Scan the data. Collect each line that contains the word "News".

═══ Records supplied ═══

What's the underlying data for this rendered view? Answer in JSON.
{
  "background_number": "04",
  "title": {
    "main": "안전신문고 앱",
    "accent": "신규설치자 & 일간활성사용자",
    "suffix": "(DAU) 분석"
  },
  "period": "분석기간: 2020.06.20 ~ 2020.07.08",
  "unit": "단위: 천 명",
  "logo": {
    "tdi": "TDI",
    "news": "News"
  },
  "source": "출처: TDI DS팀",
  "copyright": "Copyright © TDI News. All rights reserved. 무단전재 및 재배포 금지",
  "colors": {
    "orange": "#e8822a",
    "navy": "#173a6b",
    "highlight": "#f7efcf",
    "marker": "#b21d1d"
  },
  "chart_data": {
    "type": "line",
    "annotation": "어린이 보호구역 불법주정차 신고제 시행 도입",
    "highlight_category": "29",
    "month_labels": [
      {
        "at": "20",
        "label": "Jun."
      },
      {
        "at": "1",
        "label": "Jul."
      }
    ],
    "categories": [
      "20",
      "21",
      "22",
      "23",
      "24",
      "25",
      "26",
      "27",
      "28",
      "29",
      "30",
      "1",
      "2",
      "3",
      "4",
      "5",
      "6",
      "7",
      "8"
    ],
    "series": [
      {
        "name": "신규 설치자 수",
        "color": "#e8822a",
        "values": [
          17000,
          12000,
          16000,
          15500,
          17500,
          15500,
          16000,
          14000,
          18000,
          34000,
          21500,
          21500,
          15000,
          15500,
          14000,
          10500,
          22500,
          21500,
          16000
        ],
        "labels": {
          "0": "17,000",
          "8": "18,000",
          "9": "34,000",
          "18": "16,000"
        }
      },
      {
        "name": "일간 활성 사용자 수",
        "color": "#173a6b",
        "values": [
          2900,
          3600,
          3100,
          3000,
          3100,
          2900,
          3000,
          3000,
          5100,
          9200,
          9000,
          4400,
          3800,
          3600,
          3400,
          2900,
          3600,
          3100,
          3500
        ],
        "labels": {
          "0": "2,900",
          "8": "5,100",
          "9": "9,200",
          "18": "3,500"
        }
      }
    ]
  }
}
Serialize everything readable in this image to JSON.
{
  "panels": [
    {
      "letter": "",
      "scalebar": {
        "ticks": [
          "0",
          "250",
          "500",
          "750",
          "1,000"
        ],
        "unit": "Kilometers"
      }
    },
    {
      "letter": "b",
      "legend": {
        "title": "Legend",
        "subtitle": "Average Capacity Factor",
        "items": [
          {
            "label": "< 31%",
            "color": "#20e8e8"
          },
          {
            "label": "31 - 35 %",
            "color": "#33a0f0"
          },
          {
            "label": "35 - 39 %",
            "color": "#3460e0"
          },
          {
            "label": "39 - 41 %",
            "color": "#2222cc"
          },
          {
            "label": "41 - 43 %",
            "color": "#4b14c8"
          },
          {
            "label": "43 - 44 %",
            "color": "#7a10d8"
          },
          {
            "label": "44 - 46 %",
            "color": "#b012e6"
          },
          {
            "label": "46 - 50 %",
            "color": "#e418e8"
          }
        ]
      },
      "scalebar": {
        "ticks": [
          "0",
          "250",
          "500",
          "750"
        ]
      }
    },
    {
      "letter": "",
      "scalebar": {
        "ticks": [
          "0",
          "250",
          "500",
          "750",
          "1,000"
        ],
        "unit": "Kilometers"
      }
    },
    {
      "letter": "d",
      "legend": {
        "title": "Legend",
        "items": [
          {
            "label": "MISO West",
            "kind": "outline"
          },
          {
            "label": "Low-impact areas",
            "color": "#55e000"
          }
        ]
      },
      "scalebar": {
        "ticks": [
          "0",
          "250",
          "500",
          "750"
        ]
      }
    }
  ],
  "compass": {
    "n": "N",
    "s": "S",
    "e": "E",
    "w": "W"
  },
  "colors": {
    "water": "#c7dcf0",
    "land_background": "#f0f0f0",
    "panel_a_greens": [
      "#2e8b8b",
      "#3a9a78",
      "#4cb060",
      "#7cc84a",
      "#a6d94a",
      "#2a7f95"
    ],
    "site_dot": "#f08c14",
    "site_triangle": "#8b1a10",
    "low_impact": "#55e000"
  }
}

═══

Task output:
    "news": "News"
  "copyright": "Copyright © TDI News. All rights reserved. 무단전재 및 재배포 금지",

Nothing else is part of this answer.